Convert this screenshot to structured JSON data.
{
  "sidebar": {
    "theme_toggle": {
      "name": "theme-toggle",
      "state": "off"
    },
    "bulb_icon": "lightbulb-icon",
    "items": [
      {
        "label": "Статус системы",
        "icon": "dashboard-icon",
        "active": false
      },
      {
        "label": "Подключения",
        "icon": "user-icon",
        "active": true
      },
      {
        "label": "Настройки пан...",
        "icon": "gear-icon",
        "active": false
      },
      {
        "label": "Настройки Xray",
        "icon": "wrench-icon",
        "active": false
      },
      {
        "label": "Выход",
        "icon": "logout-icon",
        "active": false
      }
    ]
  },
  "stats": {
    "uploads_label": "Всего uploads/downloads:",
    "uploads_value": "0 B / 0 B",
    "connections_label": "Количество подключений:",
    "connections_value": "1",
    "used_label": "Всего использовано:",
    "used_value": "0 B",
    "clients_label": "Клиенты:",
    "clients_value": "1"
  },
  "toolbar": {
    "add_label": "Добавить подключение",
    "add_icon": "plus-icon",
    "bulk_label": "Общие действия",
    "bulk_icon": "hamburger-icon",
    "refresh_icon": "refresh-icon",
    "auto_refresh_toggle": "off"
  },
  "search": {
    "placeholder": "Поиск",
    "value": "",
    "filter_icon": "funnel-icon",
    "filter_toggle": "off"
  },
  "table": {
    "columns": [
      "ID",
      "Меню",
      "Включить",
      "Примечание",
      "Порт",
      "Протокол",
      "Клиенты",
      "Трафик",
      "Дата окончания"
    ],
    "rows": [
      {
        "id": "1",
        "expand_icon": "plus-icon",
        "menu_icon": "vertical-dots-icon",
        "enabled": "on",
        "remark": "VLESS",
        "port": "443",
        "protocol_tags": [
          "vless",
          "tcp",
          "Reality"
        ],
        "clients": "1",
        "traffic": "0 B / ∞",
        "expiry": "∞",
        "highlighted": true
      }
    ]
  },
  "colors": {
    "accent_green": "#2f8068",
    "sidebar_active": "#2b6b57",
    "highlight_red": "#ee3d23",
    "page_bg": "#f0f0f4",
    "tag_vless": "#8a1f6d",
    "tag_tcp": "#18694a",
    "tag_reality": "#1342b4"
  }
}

===============

* _Exercise details_
Copy out all of the lines above exactly.

* _In response_
Convert this screenshot to structured JSON data.
{
  "sidebar": {
    "theme_toggle": {
      "name": "theme-toggle",
      "state": "off"
    },
    "bulb_icon": "lightbulb-icon",
    "items": [
      {
        "label": "Статус системы",
        "icon": "dashboard-icon",
        "active": false
      },
      {
        "label": "Подключения",
        "icon": "user-icon",
        "active": true
      },
      {
        "label": "Настройки пан...",
        "icon": "gear-icon",
        "active": false
      },
      {
        "label": "Настройки Xray",
        "icon": "wrench-icon",
        "active": false
      },
      {
        "label": "Выход",
        "icon": "logout-icon",
        "active": false
      }
    ]
  },
  "stats": {
    "uploads_label": "Всего uploads/downloads:",
    "uploads_value": "0 B / 0 B",
    "connections_label": "Количество подключений:",
    "connections_value": "1",
    "used_label": "Всего использовано:",
    "used_value": "0 B",
    "clients_label": "Клиенты:",
    "clients_value": "1"
  },
  "toolbar": {
    "add_label": "Добавить подключение",
    "add_icon": "plus-icon",
    "bulk_label": "Общие действия",
    "bulk_icon": "hamburger-icon",
    "refresh_icon": "refresh-icon",
    "auto_refresh_toggle": "off"
  },
  "search": {
    "placeholder": "Поиск",
    "value": "",
    "filter_icon": "funnel-icon",
    "filter_toggle": "off"
  },
  "table": {
    "columns": [
      "ID",
      "Меню",
      "Включить",
      "Примечание",
      "Порт",
      "Протокол",
      "Клиенты",
      "Трафик",
      "Дата окончания"
    ],
    "rows": [
      {
        "id": "1",
        "expand_icon": "plus-icon",
        "menu_icon": "vertical-dots-icon",
        "enabled": "on",
        "remark": "VLESS",
        "port": "443",
        "protocol_tags": [
          "vless",
          "tcp",
          "Reality"
        ],
        "clients": "1",
        "traffic": "0 B / ∞",
        "expiry": "∞",
        "highlighted": true
      }
    ]
  },
  "colors": {
    "accent_green": "#2f8068",
    "sidebar_active": "#2b6b57",
    "highlight_red": "#ee3d23",
    "page_bg": "#f0f0f4",
    "tag_vless": "#8a1f6d",
    "tag_tcp": "#18694a",
    "tag_reality": "#1342b4"
  }
}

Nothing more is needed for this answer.